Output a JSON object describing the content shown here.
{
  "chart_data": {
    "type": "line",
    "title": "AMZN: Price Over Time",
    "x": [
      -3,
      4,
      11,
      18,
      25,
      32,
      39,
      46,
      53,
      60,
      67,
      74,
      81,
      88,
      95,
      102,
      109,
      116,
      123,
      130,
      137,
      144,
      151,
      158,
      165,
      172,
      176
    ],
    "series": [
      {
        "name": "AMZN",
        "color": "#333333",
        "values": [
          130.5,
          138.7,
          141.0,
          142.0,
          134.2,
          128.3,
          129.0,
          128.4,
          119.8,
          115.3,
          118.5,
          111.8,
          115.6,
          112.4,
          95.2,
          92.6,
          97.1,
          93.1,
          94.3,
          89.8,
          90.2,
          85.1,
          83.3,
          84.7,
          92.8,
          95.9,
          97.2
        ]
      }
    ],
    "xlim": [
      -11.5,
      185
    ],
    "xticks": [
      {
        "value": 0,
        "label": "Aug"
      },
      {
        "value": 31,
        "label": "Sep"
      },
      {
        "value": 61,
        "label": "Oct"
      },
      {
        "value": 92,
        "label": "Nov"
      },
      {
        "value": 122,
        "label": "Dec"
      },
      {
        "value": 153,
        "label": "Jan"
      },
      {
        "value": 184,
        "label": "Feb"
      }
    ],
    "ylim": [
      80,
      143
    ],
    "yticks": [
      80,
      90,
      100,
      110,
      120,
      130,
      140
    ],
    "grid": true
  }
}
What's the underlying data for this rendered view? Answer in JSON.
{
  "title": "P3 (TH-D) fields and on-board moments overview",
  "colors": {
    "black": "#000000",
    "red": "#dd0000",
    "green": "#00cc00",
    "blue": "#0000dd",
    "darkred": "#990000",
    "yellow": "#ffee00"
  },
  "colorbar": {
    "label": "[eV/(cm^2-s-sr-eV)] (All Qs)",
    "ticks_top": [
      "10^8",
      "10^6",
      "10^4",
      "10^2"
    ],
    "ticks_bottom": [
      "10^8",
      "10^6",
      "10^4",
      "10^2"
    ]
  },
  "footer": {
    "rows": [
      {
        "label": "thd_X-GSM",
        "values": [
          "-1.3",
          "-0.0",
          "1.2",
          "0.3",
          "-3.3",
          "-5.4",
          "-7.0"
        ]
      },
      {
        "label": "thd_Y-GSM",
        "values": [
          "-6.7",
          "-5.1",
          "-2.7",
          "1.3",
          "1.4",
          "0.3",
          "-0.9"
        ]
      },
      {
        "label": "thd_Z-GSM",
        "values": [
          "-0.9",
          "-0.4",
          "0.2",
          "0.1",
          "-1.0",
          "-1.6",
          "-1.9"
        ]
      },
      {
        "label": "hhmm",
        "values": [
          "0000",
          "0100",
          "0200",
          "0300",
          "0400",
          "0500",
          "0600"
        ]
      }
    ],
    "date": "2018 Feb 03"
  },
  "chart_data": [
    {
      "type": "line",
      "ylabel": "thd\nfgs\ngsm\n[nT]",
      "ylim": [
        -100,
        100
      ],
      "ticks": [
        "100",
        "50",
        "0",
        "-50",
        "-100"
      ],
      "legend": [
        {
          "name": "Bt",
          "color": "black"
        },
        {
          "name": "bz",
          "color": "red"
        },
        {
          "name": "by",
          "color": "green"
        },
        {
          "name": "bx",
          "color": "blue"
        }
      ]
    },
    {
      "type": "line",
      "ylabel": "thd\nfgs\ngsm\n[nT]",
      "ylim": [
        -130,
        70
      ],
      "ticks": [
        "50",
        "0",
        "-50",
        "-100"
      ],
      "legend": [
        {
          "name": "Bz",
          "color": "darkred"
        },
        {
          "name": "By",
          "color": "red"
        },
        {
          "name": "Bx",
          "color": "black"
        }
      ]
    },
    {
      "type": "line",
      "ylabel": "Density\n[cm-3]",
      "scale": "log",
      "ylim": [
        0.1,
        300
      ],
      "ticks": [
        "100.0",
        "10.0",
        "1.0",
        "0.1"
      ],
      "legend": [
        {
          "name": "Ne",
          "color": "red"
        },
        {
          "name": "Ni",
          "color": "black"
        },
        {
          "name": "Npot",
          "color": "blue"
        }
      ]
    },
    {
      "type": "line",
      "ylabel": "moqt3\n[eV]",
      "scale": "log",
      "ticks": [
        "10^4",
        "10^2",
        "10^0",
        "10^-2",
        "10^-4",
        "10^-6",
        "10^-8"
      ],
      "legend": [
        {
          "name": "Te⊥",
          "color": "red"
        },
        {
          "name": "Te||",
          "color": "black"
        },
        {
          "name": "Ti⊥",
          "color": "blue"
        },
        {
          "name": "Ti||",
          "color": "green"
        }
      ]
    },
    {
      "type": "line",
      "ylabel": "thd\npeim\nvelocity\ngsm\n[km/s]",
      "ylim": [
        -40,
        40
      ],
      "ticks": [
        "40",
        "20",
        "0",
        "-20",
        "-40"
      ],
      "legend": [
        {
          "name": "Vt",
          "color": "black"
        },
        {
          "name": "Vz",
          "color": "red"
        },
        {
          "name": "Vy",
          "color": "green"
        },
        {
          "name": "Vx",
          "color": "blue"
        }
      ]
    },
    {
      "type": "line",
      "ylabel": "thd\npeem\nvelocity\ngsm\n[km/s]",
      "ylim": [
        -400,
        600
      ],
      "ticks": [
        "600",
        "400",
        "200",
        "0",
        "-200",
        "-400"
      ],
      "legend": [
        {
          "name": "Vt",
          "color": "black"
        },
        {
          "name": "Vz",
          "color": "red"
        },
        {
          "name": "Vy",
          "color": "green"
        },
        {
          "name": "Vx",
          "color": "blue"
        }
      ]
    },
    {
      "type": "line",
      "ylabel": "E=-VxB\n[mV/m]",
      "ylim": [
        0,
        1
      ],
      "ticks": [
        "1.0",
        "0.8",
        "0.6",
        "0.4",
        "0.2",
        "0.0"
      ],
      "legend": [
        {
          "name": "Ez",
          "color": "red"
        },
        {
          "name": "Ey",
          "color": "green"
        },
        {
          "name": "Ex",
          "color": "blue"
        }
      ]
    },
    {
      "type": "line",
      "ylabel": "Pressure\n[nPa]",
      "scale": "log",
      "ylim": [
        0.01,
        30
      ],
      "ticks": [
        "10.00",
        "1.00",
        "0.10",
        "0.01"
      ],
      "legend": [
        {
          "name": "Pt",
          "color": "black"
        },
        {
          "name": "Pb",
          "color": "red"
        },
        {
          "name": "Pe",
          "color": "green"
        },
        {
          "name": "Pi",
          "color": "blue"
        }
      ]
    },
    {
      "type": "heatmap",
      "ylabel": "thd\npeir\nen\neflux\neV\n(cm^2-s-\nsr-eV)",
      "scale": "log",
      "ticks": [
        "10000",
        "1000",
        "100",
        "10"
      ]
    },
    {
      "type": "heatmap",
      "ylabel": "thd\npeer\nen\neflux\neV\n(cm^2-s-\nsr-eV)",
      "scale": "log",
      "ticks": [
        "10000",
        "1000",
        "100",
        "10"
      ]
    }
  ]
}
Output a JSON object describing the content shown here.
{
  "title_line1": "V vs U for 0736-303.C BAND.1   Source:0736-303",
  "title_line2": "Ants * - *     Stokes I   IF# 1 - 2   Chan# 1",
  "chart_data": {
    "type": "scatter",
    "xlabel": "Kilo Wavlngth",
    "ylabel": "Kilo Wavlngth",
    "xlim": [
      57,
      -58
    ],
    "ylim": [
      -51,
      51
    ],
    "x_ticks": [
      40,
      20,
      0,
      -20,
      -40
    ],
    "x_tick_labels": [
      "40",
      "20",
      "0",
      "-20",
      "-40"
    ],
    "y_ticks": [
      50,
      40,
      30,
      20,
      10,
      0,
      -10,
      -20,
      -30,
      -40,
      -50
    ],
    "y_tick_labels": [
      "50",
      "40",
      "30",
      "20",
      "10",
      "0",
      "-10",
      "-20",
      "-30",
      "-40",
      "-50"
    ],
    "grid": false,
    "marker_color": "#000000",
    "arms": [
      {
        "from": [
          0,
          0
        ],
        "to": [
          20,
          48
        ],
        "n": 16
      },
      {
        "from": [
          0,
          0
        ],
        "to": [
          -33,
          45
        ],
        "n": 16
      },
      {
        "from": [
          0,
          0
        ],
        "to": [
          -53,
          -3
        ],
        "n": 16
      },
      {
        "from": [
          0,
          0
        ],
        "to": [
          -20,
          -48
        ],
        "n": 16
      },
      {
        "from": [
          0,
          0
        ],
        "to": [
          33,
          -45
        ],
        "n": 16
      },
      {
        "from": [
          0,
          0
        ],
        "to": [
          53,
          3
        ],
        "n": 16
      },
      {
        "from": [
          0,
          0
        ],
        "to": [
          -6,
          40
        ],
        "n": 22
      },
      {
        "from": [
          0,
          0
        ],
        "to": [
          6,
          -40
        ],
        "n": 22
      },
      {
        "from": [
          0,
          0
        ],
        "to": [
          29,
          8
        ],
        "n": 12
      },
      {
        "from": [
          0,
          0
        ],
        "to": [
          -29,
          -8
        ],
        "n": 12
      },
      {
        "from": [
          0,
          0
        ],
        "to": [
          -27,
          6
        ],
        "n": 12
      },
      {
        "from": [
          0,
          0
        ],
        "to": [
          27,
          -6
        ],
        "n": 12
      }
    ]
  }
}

> [Task requirements]: Above are the records; copy every line in them that holds the word "Kilo".

> [Answer to the exercise]:
    "xlabel": "Kilo Wavlngth",
    "ylabel": "Kilo Wavlngth",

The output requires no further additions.